■ **WRITTEN PROBLEM**: Copy every entry precisely.

[Data entries]
------------------------------

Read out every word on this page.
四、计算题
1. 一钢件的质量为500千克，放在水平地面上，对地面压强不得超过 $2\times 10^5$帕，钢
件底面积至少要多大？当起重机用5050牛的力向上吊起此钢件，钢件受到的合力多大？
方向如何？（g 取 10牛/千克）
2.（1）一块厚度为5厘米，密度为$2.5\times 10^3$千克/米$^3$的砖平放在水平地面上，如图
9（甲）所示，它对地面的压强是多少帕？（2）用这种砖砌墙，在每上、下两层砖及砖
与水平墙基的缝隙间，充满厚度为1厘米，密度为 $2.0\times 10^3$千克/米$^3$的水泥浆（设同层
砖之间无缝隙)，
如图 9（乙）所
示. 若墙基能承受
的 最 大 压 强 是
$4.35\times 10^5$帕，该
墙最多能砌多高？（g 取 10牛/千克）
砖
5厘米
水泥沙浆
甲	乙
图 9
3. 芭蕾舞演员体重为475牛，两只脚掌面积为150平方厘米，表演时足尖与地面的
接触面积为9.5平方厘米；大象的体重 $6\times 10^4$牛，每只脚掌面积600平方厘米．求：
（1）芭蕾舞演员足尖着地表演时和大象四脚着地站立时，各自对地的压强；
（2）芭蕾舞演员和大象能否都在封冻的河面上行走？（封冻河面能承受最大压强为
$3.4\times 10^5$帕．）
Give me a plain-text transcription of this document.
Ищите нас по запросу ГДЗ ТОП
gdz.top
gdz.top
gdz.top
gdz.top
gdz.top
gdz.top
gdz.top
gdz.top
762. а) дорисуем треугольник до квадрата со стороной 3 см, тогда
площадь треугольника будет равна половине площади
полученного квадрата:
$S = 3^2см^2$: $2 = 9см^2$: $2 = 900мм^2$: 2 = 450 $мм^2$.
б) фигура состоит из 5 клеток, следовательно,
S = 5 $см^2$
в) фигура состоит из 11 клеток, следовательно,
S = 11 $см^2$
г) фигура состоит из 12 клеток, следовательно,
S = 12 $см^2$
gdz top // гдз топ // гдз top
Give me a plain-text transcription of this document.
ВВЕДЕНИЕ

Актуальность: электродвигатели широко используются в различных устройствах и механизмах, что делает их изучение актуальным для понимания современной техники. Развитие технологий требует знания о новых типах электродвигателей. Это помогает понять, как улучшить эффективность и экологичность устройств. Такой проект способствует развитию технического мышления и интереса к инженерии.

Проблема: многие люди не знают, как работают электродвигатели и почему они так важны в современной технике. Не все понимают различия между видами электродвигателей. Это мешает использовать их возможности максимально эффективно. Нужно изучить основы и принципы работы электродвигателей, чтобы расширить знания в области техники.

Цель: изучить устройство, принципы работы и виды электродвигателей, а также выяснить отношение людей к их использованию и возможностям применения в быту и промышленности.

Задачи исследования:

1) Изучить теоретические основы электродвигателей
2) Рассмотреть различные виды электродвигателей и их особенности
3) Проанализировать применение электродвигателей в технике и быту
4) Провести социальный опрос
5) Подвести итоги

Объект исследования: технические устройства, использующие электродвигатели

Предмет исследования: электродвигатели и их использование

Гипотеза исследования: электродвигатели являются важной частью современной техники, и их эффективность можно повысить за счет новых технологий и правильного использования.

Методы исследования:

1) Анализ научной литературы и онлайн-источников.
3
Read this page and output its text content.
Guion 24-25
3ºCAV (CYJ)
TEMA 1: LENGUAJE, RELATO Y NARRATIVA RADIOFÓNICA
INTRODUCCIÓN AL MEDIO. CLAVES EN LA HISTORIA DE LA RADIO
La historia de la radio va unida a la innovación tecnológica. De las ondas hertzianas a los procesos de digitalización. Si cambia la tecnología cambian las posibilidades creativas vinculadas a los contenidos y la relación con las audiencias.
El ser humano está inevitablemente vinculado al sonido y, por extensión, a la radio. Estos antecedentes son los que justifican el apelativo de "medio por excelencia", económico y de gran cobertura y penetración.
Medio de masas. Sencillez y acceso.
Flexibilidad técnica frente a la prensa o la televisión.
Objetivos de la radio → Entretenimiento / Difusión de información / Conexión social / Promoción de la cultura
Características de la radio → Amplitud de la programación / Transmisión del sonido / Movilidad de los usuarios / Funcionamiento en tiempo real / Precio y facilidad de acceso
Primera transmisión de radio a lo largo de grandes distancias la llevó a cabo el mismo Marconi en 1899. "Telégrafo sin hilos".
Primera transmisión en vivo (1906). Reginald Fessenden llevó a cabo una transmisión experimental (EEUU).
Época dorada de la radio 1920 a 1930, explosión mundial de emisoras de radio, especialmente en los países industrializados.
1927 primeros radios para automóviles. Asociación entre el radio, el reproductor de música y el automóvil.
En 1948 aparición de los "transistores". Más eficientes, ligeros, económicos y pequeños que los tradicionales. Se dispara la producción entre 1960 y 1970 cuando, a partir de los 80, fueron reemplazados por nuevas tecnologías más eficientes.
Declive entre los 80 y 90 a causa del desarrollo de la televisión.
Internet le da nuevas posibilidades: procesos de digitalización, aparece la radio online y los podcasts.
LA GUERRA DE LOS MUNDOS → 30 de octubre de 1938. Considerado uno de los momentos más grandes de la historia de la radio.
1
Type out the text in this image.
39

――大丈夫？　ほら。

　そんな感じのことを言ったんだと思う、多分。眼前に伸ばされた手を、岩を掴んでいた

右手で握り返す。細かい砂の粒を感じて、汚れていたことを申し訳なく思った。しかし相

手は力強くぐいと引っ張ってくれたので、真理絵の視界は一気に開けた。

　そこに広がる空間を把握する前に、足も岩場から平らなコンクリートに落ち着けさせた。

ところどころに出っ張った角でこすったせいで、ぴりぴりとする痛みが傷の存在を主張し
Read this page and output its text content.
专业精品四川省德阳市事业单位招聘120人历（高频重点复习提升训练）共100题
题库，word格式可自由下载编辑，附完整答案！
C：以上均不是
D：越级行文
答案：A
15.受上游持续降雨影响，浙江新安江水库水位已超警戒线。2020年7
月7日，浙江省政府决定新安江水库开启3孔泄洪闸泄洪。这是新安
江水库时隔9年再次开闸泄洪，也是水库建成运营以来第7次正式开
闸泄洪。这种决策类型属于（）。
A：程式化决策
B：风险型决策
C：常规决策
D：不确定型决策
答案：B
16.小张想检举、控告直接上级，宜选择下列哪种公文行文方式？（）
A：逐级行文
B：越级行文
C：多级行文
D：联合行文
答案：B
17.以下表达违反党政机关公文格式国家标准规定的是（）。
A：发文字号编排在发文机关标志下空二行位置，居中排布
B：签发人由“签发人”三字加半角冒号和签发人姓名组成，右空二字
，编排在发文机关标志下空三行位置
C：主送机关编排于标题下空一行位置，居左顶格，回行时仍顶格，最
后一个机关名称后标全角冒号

------------------------------

■ **WORKED ANSWER**:
Read out every word on this page.
四、计算题
1. 一钢件的质量为500千克，放在水平地面上，对地面压强不得超过 $2\times 10^5$帕，钢
件底面积至少要多大？当起重机用5050牛的力向上吊起此钢件，钢件受到的合力多大？
方向如何？（g 取 10牛/千克）
2.（1）一块厚度为5厘米，密度为$2.5\times 10^3$千克/米$^3$的砖平放在水平地面上，如图
9（甲）所示，它对地面的压强是多少帕？（2）用这种砖砌墙，在每上、下两层砖及砖
与水平墙基的缝隙间，充满厚度为1厘米，密度为 $2.0\times 10^3$千克/米$^3$的水泥浆（设同层
砖之间无缝隙)，
如图 9（乙）所
示. 若墙基能承受
的 最 大 压 强 是
$4.35\times 10^5$帕，该
墙最多能砌多高？（g 取 10牛/千克）
砖
5厘米
水泥沙浆
甲	乙
图 9
3. 芭蕾舞演员体重为475牛，两只脚掌面积为150平方厘米，表演时足尖与地面的
接触面积为9.5平方厘米；大象的体重 $6\times 10^4$牛，每只脚掌面积600平方厘米．求：
（1）芭蕾舞演员足尖着地表演时和大象四脚着地站立时，各自对地的压强；
（2）芭蕾舞演员和大象能否都在封冻的河面上行走？（封冻河面能承受最大压强为
$3.4\times 10^5$帕．）
Give me a plain-text transcription of this document.
Ищите нас по запросу ГДЗ ТОП
gdz.top
gdz.top
gdz.top
gdz.top
gdz.top
gdz.top
gdz.top
gdz.top
762. а) дорисуем треугольник до квадрата со стороной 3 см, тогда
площадь треугольника будет равна половине площади
полученного квадрата:
$S = 3^2см^2$: $2 = 9см^2$: $2 = 900мм^2$: 2 = 450 $мм^2$.
б) фигура состоит из 5 клеток, следовательно,
S = 5 $см^2$
в) фигура состоит из 11 клеток, следовательно,
S = 11 $см^2$
г) фигура состоит из 12 клеток, следовательно,
S = 12 $см^2$
gdz top // гдз топ // гдз top
Give me a plain-text transcription of this document.
ВВЕДЕНИЕ

Актуальность: электродвигатели широко используются в различных устройствах и механизмах, что делает их изучение актуальным для понимания современной техники. Развитие технологий требует знания о новых типах электродвигателей. Это помогает понять, как улучшить эффективность и экологичность устройств. Такой проект способствует развитию технического мышления и интереса к инженерии.

Проблема: многие люди не знают, как работают электродвигатели и почему они так важны в современной технике. Не все понимают различия между видами электродвигателей. Это мешает использовать их возможности максимально эффективно. Нужно изучить основы и принципы работы электродвигателей, чтобы расширить знания в области техники.

Цель: изучить устройство, принципы работы и виды электродвигателей, а также выяснить отношение людей к их использованию и возможностям применения в быту и промышленности.

Задачи исследования:

1) Изучить теоретические основы электродвигателей
2) Рассмотреть различные виды электродвигателей и их особенности
3) Проанализировать применение электродвигателей в технике и быту
4) Провести социальный опрос
5) Подвести итоги

Объект исследования: технические устройства, использующие электродвигатели

Предмет исследования: электродвигатели и их использование

Гипотеза исследования: электродвигатели являются важной частью современной техники, и их эффективность можно повысить за счет новых технологий и правильного использования.

Методы исследования:

1) Анализ научной литературы и онлайн-источников.
3
Read this page and output its text content.
Guion 24-25
3ºCAV (CYJ)
TEMA 1: LENGUAJE, RELATO Y NARRATIVA RADIOFÓNICA
INTRODUCCIÓN AL MEDIO. CLAVES EN LA HISTORIA DE LA RADIO
La historia de la radio va unida a la innovación tecnológica. De las ondas hertzianas a los procesos de digitalización. Si cambia la tecnología cambian las posibilidades creativas vinculadas a los contenidos y la relación con las audiencias.
El ser humano está inevitablemente vinculado al sonido y, por extensión, a la radio. Estos antecedentes son los que justifican el apelativo de "medio por excelencia", económico y de gran cobertura y penetración.
Medio de masas. Sencillez y acceso.
Flexibilidad técnica frente a la prensa o la televisión.
Objetivos de la radio → Entretenimiento / Difusión de información / Conexión social / Promoción de la cultura
Características de la radio → Amplitud de la programación / Transmisión del sonido / Movilidad de los usuarios / Funcionamiento en tiempo real / Precio y facilidad de acceso
Primera transmisión de radio a lo largo de grandes distancias la llevó a cabo el mismo Marconi en 1899. "Telégrafo sin hilos".
Primera transmisión en vivo (1906). Reginald Fessenden llevó a cabo una transmisión experimental (EEUU).
Época dorada de la radio 1920 a 1930, explosión mundial de emisoras de radio, especialmente en los países industrializados.
1927 primeros radios para automóviles. Asociación entre el radio, el reproductor de música y el automóvil.
En 1948 aparición de los "transistores". Más eficientes, ligeros, económicos y pequeños que los tradicionales. Se dispara la producción entre 1960 y 1970 cuando, a partir de los 80, fueron reemplazados por nuevas tecnologías más eficientes.
Declive entre los 80 y 90 a causa del desarrollo de la televisión.
Internet le da nuevas posibilidades: procesos de digitalización, aparece la radio online y los podcasts.
LA GUERRA DE LOS MUNDOS → 30 de octubre de 1938. Considerado uno de los momentos más grandes de la historia de la radio.
1
Type out the text in this image.
39

――大丈夫？　ほら。

　そんな感じのことを言ったんだと思う、多分。眼前に伸ばされた手を、岩を掴んでいた

右手で握り返す。細かい砂の粒を感じて、汚れていたことを申し訳なく思った。しかし相

手は力強くぐいと引っ張ってくれたので、真理絵の視界は一気に開けた。

　そこに広がる空間を把握する前に、足も岩場から平らなコンクリートに落ち着けさせた。

ところどころに出っ張った角でこすったせいで、ぴりぴりとする痛みが傷の存在を主張し
Read this page and output its text content.
专业精品四川省德阳市事业单位招聘120人历（高频重点复习提升训练）共100题
题库，word格式可自由下载编辑，附完整答案！
C：以上均不是
D：越级行文
答案：A
15.受上游持续降雨影响，浙江新安江水库水位已超警戒线。2020年7
月7日，浙江省政府决定新安江水库开启3孔泄洪闸泄洪。这是新安
江水库时隔9年再次开闸泄洪，也是水库建成运营以来第7次正式开
闸泄洪。这种决策类型属于（）。
A：程式化决策
B：风险型决策
C：常规决策
D：不确定型决策
答案：B
16.小张想检举、控告直接上级，宜选择下列哪种公文行文方式？（）
A：逐级行文
B：越级行文
C：多级行文
D：联合行文
答案：B
17.以下表达违反党政机关公文格式国家标准规定的是（）。
A：发文字号编排在发文机关标志下空二行位置，居中排布
B：签发人由“签发人”三字加半角冒号和签发人姓名组成，右空二字
，编排在发文机关标志下空三行位置
C：主送机关编排于标题下空一行位置，居左顶格，回行时仍顶格，最
后一个机关名称后标全角冒号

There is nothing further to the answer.